DATA SUPPLIED:
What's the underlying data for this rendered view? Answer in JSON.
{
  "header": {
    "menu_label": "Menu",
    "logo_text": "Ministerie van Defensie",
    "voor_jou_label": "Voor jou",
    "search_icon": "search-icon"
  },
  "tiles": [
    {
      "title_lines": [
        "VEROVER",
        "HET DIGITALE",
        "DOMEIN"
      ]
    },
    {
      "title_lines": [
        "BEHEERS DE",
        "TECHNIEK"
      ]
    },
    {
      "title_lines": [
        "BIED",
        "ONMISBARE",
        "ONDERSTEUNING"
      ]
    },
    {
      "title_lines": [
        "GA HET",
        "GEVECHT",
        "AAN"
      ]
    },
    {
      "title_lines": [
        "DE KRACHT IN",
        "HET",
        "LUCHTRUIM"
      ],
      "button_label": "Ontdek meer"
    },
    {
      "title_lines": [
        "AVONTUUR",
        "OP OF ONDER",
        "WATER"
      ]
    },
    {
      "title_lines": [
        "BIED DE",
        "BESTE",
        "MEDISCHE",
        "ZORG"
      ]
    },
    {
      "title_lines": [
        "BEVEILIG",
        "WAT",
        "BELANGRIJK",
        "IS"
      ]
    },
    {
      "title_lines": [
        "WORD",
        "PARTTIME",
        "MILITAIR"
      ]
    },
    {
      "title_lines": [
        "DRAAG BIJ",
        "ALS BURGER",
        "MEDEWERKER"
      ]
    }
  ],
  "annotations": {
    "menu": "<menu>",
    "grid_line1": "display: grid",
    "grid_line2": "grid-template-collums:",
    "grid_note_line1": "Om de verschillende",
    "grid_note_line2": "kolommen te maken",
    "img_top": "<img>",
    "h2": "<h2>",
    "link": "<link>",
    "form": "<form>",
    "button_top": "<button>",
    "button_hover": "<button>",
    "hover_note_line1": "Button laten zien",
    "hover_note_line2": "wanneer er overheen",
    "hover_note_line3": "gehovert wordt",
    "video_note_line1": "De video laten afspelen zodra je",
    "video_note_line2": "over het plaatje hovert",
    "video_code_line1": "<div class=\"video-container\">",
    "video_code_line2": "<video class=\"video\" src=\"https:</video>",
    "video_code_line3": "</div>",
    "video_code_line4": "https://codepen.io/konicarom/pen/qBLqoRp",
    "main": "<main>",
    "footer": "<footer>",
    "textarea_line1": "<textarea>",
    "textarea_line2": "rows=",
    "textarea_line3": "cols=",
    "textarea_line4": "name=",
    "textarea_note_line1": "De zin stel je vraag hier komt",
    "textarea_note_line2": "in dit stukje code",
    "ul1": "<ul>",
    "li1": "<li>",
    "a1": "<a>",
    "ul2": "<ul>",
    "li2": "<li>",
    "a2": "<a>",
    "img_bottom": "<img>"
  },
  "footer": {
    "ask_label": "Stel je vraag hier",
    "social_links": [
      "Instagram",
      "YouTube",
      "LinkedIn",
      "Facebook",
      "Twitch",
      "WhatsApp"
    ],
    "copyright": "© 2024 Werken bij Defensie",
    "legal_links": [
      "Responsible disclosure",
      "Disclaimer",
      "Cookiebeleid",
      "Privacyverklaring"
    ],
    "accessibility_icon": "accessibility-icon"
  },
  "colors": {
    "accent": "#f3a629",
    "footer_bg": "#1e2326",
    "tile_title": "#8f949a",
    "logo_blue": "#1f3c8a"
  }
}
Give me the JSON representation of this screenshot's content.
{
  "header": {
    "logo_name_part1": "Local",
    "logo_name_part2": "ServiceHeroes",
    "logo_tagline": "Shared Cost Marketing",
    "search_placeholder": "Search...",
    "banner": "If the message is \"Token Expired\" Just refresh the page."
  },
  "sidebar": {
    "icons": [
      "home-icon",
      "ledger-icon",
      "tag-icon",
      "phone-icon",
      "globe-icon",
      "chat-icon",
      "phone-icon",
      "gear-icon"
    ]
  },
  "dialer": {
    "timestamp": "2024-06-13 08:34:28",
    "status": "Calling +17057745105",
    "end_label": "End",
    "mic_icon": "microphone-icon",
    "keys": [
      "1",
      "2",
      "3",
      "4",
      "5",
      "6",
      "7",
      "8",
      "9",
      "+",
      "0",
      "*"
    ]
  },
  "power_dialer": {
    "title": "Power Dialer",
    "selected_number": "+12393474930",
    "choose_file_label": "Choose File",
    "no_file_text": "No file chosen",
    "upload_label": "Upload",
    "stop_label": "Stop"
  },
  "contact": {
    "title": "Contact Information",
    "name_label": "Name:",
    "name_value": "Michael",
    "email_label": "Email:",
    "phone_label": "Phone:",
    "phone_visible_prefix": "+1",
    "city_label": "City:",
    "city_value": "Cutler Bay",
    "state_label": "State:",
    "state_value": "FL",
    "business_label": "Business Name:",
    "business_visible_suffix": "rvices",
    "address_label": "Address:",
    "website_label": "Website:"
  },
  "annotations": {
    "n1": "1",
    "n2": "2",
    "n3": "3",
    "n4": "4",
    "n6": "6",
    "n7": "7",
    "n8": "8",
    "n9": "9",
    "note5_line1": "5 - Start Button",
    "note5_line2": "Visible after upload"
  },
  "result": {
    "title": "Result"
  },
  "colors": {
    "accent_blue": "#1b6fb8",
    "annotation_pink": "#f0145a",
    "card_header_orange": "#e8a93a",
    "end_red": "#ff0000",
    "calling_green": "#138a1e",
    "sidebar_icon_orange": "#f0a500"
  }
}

WHAT YOU HAVE TO DO:
The whole listing above needs to be written out again exactly.

EXPECTED ANSWER:
What's the underlying data for this rendered view? Answer in JSON.
{
  "header": {
    "menu_label": "Menu",
    "logo_text": "Ministerie van Defensie",
    "voor_jou_label": "Voor jou",
    "search_icon": "search-icon"
  },
  "tiles": [
    {
      "title_lines": [
        "VEROVER",
        "HET DIGITALE",
        "DOMEIN"
      ]
    },
    {
      "title_lines": [
        "BEHEERS DE",
        "TECHNIEK"
      ]
    },
    {
      "title_lines": [
        "BIED",
        "ONMISBARE",
        "ONDERSTEUNING"
      ]
    },
    {
      "title_lines": [
        "GA HET",
        "GEVECHT",
        "AAN"
      ]
    },
    {
      "title_lines": [
        "DE KRACHT IN",
        "HET",
        "LUCHTRUIM"
      ],
      "button_label": "Ontdek meer"
    },
    {
      "title_lines": [
        "AVONTUUR",
        "OP OF ONDER",
        "WATER"
      ]
    },
    {
      "title_lines": [
        "BIED DE",
        "BESTE",
        "MEDISCHE",
        "ZORG"
      ]
    },
    {
      "title_lines": [
        "BEVEILIG",
        "WAT",
        "BELANGRIJK",
        "IS"
      ]
    },
    {
      "title_lines": [
        "WORD",
        "PARTTIME",
        "MILITAIR"
      ]
    },
    {
      "title_lines": [
        "DRAAG BIJ",
        "ALS BURGER",
        "MEDEWERKER"
      ]
    }
  ],
  "annotations": {
    "menu": "<menu>",
    "grid_line1": "display: grid",
    "grid_line2": "grid-template-collums:",
    "grid_note_line1": "Om de verschillende",
    "grid_note_line2": "kolommen te maken",
    "img_top": "<img>",
    "h2": "<h2>",
    "link": "<link>",
    "form": "<form>",
    "button_top": "<button>",
    "button_hover": "<button>",
    "hover_note_line1": "Button laten zien",
    "hover_note_line2": "wanneer er overheen",
    "hover_note_line3": "gehovert wordt",
    "video_note_line1": "De video laten afspelen zodra je",
    "video_note_line2": "over het plaatje hovert",
    "video_code_line1": "<div class=\"video-container\">",
    "video_code_line2": "<video class=\"video\" src=\"https:</video>",
    "video_code_line3": "</div>",
    "video_code_line4": "https://codepen.io/konicarom/pen/qBLqoRp",
    "main": "<main>",
    "footer": "<footer>",
    "textarea_line1": "<textarea>",
    "textarea_line2": "rows=",
    "textarea_line3": "cols=",
    "textarea_line4": "name=",
    "textarea_note_line1": "De zin stel je vraag hier komt",
    "textarea_note_line2": "in dit stukje code",
    "ul1": "<ul>",
    "li1": "<li>",
    "a1": "<a>",
    "ul2": "<ul>",
    "li2": "<li>",
    "a2": "<a>",
    "img_bottom": "<img>"
  },
  "footer": {
    "ask_label": "Stel je vraag hier",
    "social_links": [
      "Instagram",
      "YouTube",
      "LinkedIn",
      "Facebook",
      "Twitch",
      "WhatsApp"
    ],
    "copyright": "© 2024 Werken bij Defensie",
    "legal_links": [
      "Responsible disclosure",
      "Disclaimer",
      "Cookiebeleid",
      "Privacyverklaring"
    ],
    "accessibility_icon": "accessibility-icon"
  },
  "colors": {
    "accent": "#f3a629",
    "footer_bg": "#1e2326",
    "tile_title": "#8f949a",
    "logo_blue": "#1f3c8a"
  }
}
Give me the JSON representation of this screenshot's content.
{
  "header": {
    "logo_name_part1": "Local",
    "logo_name_part2": "ServiceHeroes",
    "logo_tagline": "Shared Cost Marketing",
    "search_placeholder": "Search...",
    "banner": "If the message is \"Token Expired\" Just refresh the page."
  },
  "sidebar": {
    "icons": [
      "home-icon",
      "ledger-icon",
      "tag-icon",
      "phone-icon",
      "globe-icon",
      "chat-icon",
      "phone-icon",
      "gear-icon"
    ]
  },
  "dialer": {
    "timestamp": "2024-06-13 08:34:28",
    "status": "Calling +17057745105",
    "end_label": "End",
    "mic_icon": "microphone-icon",
    "keys": [
      "1",
      "2",
      "3",
      "4",
      "5",
      "6",
      "7",
      "8",
      "9",
      "+",
      "0",
      "*"
    ]
  },
  "power_dialer": {
    "title": "Power Dialer",
    "selected_number": "+12393474930",
    "choose_file_label": "Choose File",
    "no_file_text": "No file chosen",
    "upload_label": "Upload",
    "stop_label": "Stop"
  },
  "contact": {
    "title": "Contact Information",
    "name_label": "Name:",
    "name_value": "Michael",
    "email_label": "Email:",
    "phone_label": "Phone:",
    "phone_visible_prefix": "+1",
    "city_label": "City:",
    "city_value": "Cutler Bay",
    "state_label": "State:",
    "state_value": "FL",
    "business_label": "Business Name:",
    "business_visible_suffix": "rvices",
    "address_label": "Address:",
    "website_label": "Website:"
  },
  "annotations": {
    "n1": "1",
    "n2": "2",
    "n3": "3",
    "n4": "4",
    "n6": "6",
    "n7": "7",
    "n8": "8",
    "n9": "9",
    "note5_line1": "5 - Start Button",
    "note5_line2": "Visible after upload"
  },
  "result": {
    "title": "Result"
  },
  "colors": {
    "accent_blue": "#1b6fb8",
    "annotation_pink": "#f0145a",
    "card_header_orange": "#e8a93a",
    "end_red": "#ff0000",
    "calling_green": "#138a1e",
    "sidebar_icon_orange": "#f0a500"
  }
}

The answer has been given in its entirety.